◆ What the task asks:
All the data should be repeated exactly. Any image in it is left out.

>>>

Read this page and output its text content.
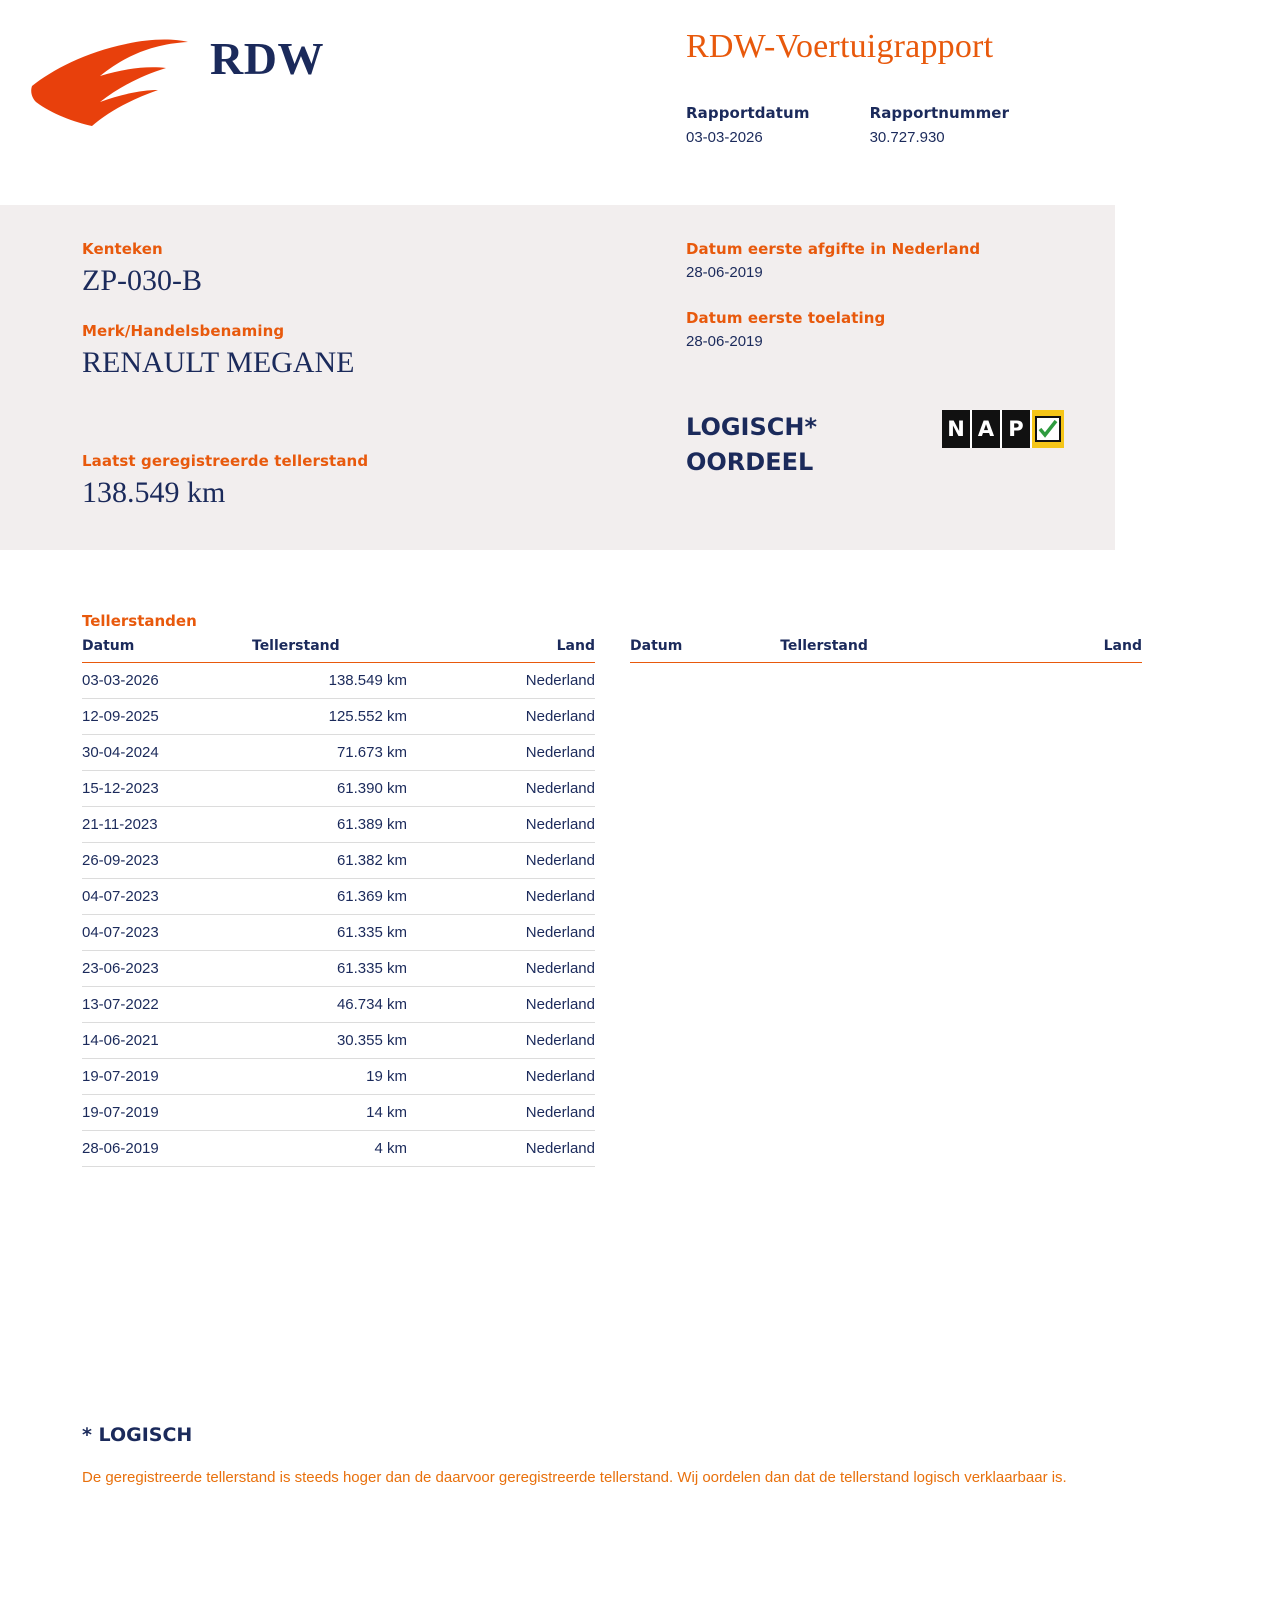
RDW	RDW-Voertuigrapport
Rapportdatum
03-03-2026
Rapportnummer
30.727.930
Kenteken
ZP-030-B
Merk/Handelsbenaming
RENAULT MEGANE
Laatst geregistreerde tellerstand
138.549 km
Datum eerste afgifte in Nederland
28-06-2019
Datum eerste toelating
28-06-2019
LOGISCH*
OORDEEL
N A P
Tellerstanden
Datum	Tellerstand	Land
03-03-2026	138.549 km	Nederland
12-09-2025	125.552 km	Nederland
30-04-2024	71.673 km	Nederland
15-12-2023	61.390 km	Nederland
21-11-2023	61.389 km	Nederland
26-09-2023	61.382 km	Nederland
04-07-2023	61.369 km	Nederland
04-07-2023	61.335 km	Nederland
23-06-2023	61.335 km	Nederland
13-07-2022	46.734 km	Nederland
14-06-2021	30.355 km	Nederland
19-07-2019	19 km	Nederland
19-07-2019	14 km	Nederland
28-06-2019	4 km	Nederland
Datum	Tellerstand	Land
* LOGISCH
De geregistreerde tellerstand is steeds hoger dan de daarvoor geregistreerde tellerstand. Wij oordelen dan dat de tellerstand logisch verklaarbaar is.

<<<

◆ Exercise response:
Read this page and output its text content.
RDW	RDW-Voertuigrapport
Rapportdatum
03-03-2026
Rapportnummer
30.727.930
Kenteken
ZP-030-B
Merk/Handelsbenaming
RENAULT MEGANE
Laatst geregistreerde tellerstand
138.549 km
Datum eerste afgifte in Nederland
28-06-2019
Datum eerste toelating
28-06-2019
LOGISCH*
OORDEEL
N A P
Tellerstanden
Datum	Tellerstand	Land
03-03-2026	138.549 km	Nederland
12-09-2025	125.552 km	Nederland
30-04-2024	71.673 km	Nederland
15-12-2023	61.390 km	Nederland
21-11-2023	61.389 km	Nederland
26-09-2023	61.382 km	Nederland
04-07-2023	61.369 km	Nederland
04-07-2023	61.335 km	Nederland
23-06-2023	61.335 km	Nederland
13-07-2022	46.734 km	Nederland
14-06-2021	30.355 km	Nederland
19-07-2019	19 km	Nederland
19-07-2019	14 km	Nederland
28-06-2019	4 km	Nederland
Datum	Tellerstand	Land
* LOGISCH
De geregistreerde tellerstand is steeds hoger dan de daarvoor geregistreerde tellerstand. Wij oordelen dan dat de tellerstand logisch verklaarbaar is.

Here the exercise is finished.